__What you should do__
Locate each line below that contains the string "count" and copy those lines out in full, treating uppercase and lowercase as different.

__Records__
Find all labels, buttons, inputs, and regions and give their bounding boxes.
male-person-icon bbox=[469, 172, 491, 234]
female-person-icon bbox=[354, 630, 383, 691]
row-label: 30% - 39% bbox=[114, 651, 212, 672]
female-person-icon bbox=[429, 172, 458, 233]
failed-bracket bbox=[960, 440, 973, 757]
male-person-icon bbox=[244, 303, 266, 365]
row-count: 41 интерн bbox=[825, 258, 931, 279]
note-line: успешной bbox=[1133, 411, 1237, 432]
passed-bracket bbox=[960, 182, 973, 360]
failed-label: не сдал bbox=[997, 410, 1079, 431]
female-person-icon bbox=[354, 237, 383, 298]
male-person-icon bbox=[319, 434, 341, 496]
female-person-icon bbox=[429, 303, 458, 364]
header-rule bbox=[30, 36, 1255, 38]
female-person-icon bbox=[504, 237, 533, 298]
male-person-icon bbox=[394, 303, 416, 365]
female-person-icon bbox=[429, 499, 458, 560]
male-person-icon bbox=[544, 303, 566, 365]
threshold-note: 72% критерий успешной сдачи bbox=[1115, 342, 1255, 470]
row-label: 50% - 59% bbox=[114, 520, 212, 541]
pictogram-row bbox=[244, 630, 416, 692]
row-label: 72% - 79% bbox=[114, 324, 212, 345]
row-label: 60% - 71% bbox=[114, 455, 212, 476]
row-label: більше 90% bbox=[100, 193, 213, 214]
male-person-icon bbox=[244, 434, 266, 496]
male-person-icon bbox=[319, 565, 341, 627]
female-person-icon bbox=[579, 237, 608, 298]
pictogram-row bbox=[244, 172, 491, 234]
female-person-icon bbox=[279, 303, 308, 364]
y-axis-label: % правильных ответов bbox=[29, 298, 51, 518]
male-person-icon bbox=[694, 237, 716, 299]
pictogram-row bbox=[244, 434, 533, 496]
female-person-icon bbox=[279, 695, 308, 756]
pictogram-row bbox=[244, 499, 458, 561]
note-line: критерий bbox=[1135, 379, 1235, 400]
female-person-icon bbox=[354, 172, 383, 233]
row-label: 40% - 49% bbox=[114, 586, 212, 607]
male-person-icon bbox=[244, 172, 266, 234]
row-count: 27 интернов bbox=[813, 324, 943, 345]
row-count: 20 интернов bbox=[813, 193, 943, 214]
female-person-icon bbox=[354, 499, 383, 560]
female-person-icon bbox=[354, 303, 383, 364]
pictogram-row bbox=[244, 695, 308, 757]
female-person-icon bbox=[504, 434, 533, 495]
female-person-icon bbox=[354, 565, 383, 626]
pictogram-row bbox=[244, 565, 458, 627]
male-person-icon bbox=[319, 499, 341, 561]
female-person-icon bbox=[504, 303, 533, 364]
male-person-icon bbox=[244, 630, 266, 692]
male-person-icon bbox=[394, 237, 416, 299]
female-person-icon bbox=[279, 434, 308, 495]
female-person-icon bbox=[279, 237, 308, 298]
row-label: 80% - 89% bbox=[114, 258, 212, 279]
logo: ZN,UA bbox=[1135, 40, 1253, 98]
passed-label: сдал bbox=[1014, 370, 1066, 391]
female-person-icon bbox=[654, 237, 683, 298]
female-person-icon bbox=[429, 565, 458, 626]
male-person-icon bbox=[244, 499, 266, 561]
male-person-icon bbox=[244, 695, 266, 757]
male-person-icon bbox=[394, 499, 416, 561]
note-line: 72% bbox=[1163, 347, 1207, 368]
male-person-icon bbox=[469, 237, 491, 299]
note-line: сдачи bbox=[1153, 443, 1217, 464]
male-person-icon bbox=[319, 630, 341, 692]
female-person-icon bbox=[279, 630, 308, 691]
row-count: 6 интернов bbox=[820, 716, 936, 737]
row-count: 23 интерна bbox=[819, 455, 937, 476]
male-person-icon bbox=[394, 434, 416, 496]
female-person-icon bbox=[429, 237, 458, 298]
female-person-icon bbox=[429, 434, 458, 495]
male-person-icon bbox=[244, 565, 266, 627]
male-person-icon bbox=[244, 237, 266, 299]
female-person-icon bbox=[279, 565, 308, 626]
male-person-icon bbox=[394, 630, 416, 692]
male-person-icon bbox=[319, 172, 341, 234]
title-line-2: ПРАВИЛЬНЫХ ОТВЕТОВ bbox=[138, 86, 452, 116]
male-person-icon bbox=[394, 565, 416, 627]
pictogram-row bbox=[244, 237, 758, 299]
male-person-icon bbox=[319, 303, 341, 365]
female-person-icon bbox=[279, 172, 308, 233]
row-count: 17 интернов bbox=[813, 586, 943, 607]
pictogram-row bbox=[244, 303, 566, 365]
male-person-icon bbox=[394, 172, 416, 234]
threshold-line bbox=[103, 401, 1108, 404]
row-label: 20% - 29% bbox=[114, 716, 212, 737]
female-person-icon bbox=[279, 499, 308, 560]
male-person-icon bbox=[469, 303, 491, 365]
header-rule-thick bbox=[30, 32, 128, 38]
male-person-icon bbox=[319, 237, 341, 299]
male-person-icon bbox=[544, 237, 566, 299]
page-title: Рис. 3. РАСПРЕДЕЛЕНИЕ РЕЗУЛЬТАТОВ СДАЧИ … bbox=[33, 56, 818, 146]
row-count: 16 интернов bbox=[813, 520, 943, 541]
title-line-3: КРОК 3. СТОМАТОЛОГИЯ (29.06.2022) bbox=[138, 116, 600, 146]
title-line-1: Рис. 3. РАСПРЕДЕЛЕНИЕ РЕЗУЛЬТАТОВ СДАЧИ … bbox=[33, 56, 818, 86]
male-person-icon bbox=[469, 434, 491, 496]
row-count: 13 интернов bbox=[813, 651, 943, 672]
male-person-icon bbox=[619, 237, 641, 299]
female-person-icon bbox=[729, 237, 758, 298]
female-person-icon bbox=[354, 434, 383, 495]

__Complete response__
row-count: 41 интерн bbox=[825, 258, 931, 279]
row-count: 27 интернов bbox=[813, 324, 943, 345]
row-count: 20 интернов bbox=[813, 193, 943, 214]
row-count: 6 интернов bbox=[820, 716, 936, 737]
row-count: 23 интерна bbox=[819, 455, 937, 476]
row-count: 17 интернов bbox=[813, 586, 943, 607]
row-count: 16 интернов bbox=[813, 520, 943, 541]
row-count: 13 интернов bbox=[813, 651, 943, 672]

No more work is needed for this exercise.